## [THE EXERCISE]
Every entry that follows should be reproduced exactly.

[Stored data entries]
┌──
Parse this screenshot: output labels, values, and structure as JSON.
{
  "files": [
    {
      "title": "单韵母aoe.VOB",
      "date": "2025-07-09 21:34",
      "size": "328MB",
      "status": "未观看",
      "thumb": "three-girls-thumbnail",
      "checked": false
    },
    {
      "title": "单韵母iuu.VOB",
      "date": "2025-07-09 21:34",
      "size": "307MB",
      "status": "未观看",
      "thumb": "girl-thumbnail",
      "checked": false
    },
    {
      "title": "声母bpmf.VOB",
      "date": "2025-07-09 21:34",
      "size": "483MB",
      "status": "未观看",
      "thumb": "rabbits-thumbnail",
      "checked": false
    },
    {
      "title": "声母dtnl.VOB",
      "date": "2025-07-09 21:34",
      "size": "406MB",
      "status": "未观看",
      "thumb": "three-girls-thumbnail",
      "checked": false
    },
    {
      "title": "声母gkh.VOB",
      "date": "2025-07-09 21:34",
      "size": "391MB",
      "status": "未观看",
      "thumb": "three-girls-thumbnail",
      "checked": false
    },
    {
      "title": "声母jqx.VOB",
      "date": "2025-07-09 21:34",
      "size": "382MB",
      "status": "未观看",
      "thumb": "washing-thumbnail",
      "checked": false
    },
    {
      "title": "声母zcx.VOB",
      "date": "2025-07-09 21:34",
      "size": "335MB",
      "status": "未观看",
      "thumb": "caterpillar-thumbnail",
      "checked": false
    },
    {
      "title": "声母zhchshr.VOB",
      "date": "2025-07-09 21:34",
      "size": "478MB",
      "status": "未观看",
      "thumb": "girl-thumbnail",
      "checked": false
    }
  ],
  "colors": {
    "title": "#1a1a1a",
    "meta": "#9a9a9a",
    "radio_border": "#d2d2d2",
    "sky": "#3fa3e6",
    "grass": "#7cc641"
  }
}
└──
## [OUTPUT OF THE EXERCISE]
Parse this screenshot: output labels, values, and structure as JSON.
{
  "files": [
    {
      "title": "单韵母aoe.VOB",
      "date": "2025-07-09 21:34",
      "size": "328MB",
      "status": "未观看",
      "thumb": "three-girls-thumbnail",
      "checked": false
    },
    {
      "title": "单韵母iuu.VOB",
      "date": "2025-07-09 21:34",
      "size": "307MB",
      "status": "未观看",
      "thumb": "girl-thumbnail",
      "checked": false
    },
    {
      "title": "声母bpmf.VOB",
      "date": "2025-07-09 21:34",
      "size": "483MB",
      "status": "未观看",
      "thumb": "rabbits-thumbnail",
      "checked": false
    },
    {
      "title": "声母dtnl.VOB",
      "date": "2025-07-09 21:34",
      "size": "406MB",
      "status": "未观看",
      "thumb": "three-girls-thumbnail",
      "checked": false
    },
    {
      "title": "声母gkh.VOB",
      "date": "2025-07-09 21:34",
      "size": "391MB",
      "status": "未观看",
      "thumb": "three-girls-thumbnail",
      "checked": false
    },
    {
      "title": "声母jqx.VOB",
      "date": "2025-07-09 21:34",
      "size": "382MB",
      "status": "未观看",
      "thumb": "washing-thumbnail",
      "checked": false
    },
    {
      "title": "声母zcx.VOB",
      "date": "2025-07-09 21:34",
      "size": "335MB",
      "status": "未观看",
      "thumb": "caterpillar-thumbnail",
      "checked": false
    },
    {
      "title": "声母zhchshr.VOB",
      "date": "2025-07-09 21:34",
      "size": "478MB",
      "status": "未观看",
      "thumb": "girl-thumbnail",
      "checked": false
    }
  ],
  "colors": {
    "title": "#1a1a1a",
    "meta": "#9a9a9a",
    "radio_border": "#d2d2d2",
    "sky": "#3fa3e6",
    "grass": "#7cc641"
  }
}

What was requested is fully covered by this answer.